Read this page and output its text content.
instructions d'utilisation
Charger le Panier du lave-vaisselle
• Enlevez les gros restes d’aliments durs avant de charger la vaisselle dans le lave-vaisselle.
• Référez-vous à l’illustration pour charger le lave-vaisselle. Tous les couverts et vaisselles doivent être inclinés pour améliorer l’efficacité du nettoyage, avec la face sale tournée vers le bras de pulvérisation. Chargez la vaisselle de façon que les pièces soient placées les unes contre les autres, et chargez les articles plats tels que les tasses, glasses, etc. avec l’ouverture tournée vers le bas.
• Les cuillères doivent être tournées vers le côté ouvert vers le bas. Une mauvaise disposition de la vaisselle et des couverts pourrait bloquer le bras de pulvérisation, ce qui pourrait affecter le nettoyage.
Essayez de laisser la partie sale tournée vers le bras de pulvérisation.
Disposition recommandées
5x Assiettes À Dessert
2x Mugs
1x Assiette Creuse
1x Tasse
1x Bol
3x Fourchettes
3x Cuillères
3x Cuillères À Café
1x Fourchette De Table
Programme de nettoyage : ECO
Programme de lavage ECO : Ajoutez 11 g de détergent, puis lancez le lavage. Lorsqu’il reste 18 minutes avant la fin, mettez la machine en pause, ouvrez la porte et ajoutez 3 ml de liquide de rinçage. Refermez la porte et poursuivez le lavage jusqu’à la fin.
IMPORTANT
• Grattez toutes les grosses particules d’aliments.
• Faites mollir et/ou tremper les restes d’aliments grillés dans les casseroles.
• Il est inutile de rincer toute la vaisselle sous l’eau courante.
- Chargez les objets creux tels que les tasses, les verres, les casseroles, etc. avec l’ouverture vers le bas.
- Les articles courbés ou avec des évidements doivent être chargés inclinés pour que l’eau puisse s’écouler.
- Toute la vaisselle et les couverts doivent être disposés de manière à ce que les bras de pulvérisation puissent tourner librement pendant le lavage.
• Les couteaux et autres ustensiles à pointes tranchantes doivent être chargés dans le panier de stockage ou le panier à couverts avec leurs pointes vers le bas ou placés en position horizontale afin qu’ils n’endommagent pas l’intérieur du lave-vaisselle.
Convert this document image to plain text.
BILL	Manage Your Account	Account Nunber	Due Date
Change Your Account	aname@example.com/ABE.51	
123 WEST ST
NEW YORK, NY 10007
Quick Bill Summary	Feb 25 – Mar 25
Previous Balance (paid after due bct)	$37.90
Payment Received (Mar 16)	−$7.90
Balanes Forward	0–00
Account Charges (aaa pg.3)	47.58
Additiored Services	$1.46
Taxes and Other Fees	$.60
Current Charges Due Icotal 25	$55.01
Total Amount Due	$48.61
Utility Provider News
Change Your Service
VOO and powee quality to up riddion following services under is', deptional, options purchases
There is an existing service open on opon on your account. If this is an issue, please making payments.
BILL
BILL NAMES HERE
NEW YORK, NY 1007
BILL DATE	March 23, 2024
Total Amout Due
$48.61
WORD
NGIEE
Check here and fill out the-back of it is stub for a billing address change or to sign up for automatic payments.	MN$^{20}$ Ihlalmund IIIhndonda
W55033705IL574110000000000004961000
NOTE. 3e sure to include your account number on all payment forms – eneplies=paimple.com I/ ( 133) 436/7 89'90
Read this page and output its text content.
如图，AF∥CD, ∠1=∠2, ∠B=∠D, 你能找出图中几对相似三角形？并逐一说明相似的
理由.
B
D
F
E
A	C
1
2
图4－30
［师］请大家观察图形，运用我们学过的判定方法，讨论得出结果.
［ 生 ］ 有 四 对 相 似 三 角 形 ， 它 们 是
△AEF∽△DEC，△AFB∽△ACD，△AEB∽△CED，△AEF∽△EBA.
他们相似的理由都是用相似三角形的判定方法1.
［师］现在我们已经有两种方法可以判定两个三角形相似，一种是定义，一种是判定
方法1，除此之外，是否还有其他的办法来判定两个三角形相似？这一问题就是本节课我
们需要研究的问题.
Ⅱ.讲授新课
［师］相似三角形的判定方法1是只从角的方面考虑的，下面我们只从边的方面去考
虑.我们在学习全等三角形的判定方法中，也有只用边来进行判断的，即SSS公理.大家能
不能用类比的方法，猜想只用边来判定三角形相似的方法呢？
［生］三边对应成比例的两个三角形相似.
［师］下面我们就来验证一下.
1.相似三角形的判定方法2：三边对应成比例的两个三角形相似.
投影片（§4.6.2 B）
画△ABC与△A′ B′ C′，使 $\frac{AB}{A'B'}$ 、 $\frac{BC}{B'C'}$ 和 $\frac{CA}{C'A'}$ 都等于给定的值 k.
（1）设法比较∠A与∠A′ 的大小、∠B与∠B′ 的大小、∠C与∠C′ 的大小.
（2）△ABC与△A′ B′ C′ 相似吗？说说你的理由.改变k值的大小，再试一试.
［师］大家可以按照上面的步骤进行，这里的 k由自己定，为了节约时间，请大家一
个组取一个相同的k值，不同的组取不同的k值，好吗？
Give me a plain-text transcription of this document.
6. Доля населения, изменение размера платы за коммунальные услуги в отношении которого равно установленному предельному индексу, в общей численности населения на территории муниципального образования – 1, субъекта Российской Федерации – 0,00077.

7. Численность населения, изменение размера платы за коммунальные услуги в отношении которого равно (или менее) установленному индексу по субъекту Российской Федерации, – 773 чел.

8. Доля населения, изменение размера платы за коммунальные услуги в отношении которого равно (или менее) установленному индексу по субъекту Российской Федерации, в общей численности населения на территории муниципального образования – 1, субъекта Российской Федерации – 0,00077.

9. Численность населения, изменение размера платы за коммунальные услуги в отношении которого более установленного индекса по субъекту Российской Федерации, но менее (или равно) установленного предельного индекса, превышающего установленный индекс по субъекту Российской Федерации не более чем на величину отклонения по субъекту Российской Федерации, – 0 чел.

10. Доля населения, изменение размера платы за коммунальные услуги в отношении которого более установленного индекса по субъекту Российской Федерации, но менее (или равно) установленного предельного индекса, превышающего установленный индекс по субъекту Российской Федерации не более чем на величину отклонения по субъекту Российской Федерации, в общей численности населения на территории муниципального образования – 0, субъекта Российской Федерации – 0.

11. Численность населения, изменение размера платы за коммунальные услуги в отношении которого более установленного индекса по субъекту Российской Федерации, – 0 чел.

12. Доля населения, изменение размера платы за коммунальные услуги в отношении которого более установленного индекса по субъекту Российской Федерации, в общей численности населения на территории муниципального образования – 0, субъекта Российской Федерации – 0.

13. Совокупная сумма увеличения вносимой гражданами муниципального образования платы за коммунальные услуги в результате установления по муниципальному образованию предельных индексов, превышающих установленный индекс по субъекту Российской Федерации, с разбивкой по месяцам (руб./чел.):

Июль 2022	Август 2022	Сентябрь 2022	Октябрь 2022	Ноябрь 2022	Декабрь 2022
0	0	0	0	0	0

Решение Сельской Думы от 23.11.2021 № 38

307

§ **Problem to solve**:
Nothing should be changed: write out all of the data as is.

§ **Expected answer**:
Read this page and output its text content.
instructions d'utilisation
Charger le Panier du lave-vaisselle
• Enlevez les gros restes d’aliments durs avant de charger la vaisselle dans le lave-vaisselle.
• Référez-vous à l’illustration pour charger le lave-vaisselle. Tous les couverts et vaisselles doivent être inclinés pour améliorer l’efficacité du nettoyage, avec la face sale tournée vers le bras de pulvérisation. Chargez la vaisselle de façon que les pièces soient placées les unes contre les autres, et chargez les articles plats tels que les tasses, glasses, etc. avec l’ouverture tournée vers le bas.
• Les cuillères doivent être tournées vers le côté ouvert vers le bas. Une mauvaise disposition de la vaisselle et des couverts pourrait bloquer le bras de pulvérisation, ce qui pourrait affecter le nettoyage.
Essayez de laisser la partie sale tournée vers le bras de pulvérisation.
Disposition recommandées
5x Assiettes À Dessert
2x Mugs
1x Assiette Creuse
1x Tasse
1x Bol
3x Fourchettes
3x Cuillères
3x Cuillères À Café
1x Fourchette De Table
Programme de nettoyage : ECO
Programme de lavage ECO : Ajoutez 11 g de détergent, puis lancez le lavage. Lorsqu’il reste 18 minutes avant la fin, mettez la machine en pause, ouvrez la porte et ajoutez 3 ml de liquide de rinçage. Refermez la porte et poursuivez le lavage jusqu’à la fin.
IMPORTANT
• Grattez toutes les grosses particules d’aliments.
• Faites mollir et/ou tremper les restes d’aliments grillés dans les casseroles.
• Il est inutile de rincer toute la vaisselle sous l’eau courante.
- Chargez les objets creux tels que les tasses, les verres, les casseroles, etc. avec l’ouverture vers le bas.
- Les articles courbés ou avec des évidements doivent être chargés inclinés pour que l’eau puisse s’écouler.
- Toute la vaisselle et les couverts doivent être disposés de manière à ce que les bras de pulvérisation puissent tourner librement pendant le lavage.
• Les couteaux et autres ustensiles à pointes tranchantes doivent être chargés dans le panier de stockage ou le panier à couverts avec leurs pointes vers le bas ou placés en position horizontale afin qu’ils n’endommagent pas l’intérieur du lave-vaisselle.
Convert this document image to plain text.
BILL	Manage Your Account	Account Nunber	Due Date
Change Your Account	aname@example.com/ABE.51	
123 WEST ST
NEW YORK, NY 10007
Quick Bill Summary	Feb 25 – Mar 25
Previous Balance (paid after due bct)	$37.90
Payment Received (Mar 16)	−$7.90
Balanes Forward	0–00
Account Charges (aaa pg.3)	47.58
Additiored Services	$1.46
Taxes and Other Fees	$.60
Current Charges Due Icotal 25	$55.01
Total Amount Due	$48.61
Utility Provider News
Change Your Service
VOO and powee quality to up riddion following services under is', deptional, options purchases
There is an existing service open on opon on your account. If this is an issue, please making payments.
BILL
BILL NAMES HERE
NEW YORK, NY 1007
BILL DATE	March 23, 2024
Total Amout Due
$48.61
WORD
NGIEE
Check here and fill out the-back of it is stub for a billing address change or to sign up for automatic payments.	MN$^{20}$ Ihlalmund IIIhndonda
W55033705IL574110000000000004961000
NOTE. 3e sure to include your account number on all payment forms – eneplies=paimple.com I/ ( 133) 436/7 89'90
Read this page and output its text content.
如图，AF∥CD, ∠1=∠2, ∠B=∠D, 你能找出图中几对相似三角形？并逐一说明相似的
理由.
B
D
F
E
A	C
1
2
图4－30
［师］请大家观察图形，运用我们学过的判定方法，讨论得出结果.
［ 生 ］ 有 四 对 相 似 三 角 形 ， 它 们 是
△AEF∽△DEC，△AFB∽△ACD，△AEB∽△CED，△AEF∽△EBA.
他们相似的理由都是用相似三角形的判定方法1.
［师］现在我们已经有两种方法可以判定两个三角形相似，一种是定义，一种是判定
方法1，除此之外，是否还有其他的办法来判定两个三角形相似？这一问题就是本节课我
们需要研究的问题.
Ⅱ.讲授新课
［师］相似三角形的判定方法1是只从角的方面考虑的，下面我们只从边的方面去考
虑.我们在学习全等三角形的判定方法中，也有只用边来进行判断的，即SSS公理.大家能
不能用类比的方法，猜想只用边来判定三角形相似的方法呢？
［生］三边对应成比例的两个三角形相似.
［师］下面我们就来验证一下.
1.相似三角形的判定方法2：三边对应成比例的两个三角形相似.
投影片（§4.6.2 B）
画△ABC与△A′ B′ C′，使 $\frac{AB}{A'B'}$ 、 $\frac{BC}{B'C'}$ 和 $\frac{CA}{C'A'}$ 都等于给定的值 k.
（1）设法比较∠A与∠A′ 的大小、∠B与∠B′ 的大小、∠C与∠C′ 的大小.
（2）△ABC与△A′ B′ C′ 相似吗？说说你的理由.改变k值的大小，再试一试.
［师］大家可以按照上面的步骤进行，这里的 k由自己定，为了节约时间，请大家一
个组取一个相同的k值，不同的组取不同的k值，好吗？
Give me a plain-text transcription of this document.
6. Доля населения, изменение размера платы за коммунальные услуги в отношении которого равно установленному предельному индексу, в общей численности населения на территории муниципального образования – 1, субъекта Российской Федерации – 0,00077.

7. Численность населения, изменение размера платы за коммунальные услуги в отношении которого равно (или менее) установленному индексу по субъекту Российской Федерации, – 773 чел.

8. Доля населения, изменение размера платы за коммунальные услуги в отношении которого равно (или менее) установленному индексу по субъекту Российской Федерации, в общей численности населения на территории муниципального образования – 1, субъекта Российской Федерации – 0,00077.

9. Численность населения, изменение размера платы за коммунальные услуги в отношении которого более установленного индекса по субъекту Российской Федерации, но менее (или равно) установленного предельного индекса, превышающего установленный индекс по субъекту Российской Федерации не более чем на величину отклонения по субъекту Российской Федерации, – 0 чел.

10. Доля населения, изменение размера платы за коммунальные услуги в отношении которого более установленного индекса по субъекту Российской Федерации, но менее (или равно) установленного предельного индекса, превышающего установленный индекс по субъекту Российской Федерации не более чем на величину отклонения по субъекту Российской Федерации, в общей численности населения на территории муниципального образования – 0, субъекта Российской Федерации – 0.

11. Численность населения, изменение размера платы за коммунальные услуги в отношении которого более установленного индекса по субъекту Российской Федерации, – 0 чел.

12. Доля населения, изменение размера платы за коммунальные услуги в отношении которого более установленного индекса по субъекту Российской Федерации, в общей численности населения на территории муниципального образования – 0, субъекта Российской Федерации – 0.

13. Совокупная сумма увеличения вносимой гражданами муниципального образования платы за коммунальные услуги в результате установления по муниципальному образованию предельных индексов, превышающих установленный индекс по субъекту Российской Федерации, с разбивкой по месяцам (руб./чел.):

Июль 2022	Август 2022	Сентябрь 2022	Октябрь 2022	Ноябрь 2022	Декабрь 2022
0	0	0	0	0	0

Решение Сельской Думы от 23.11.2021 № 38

307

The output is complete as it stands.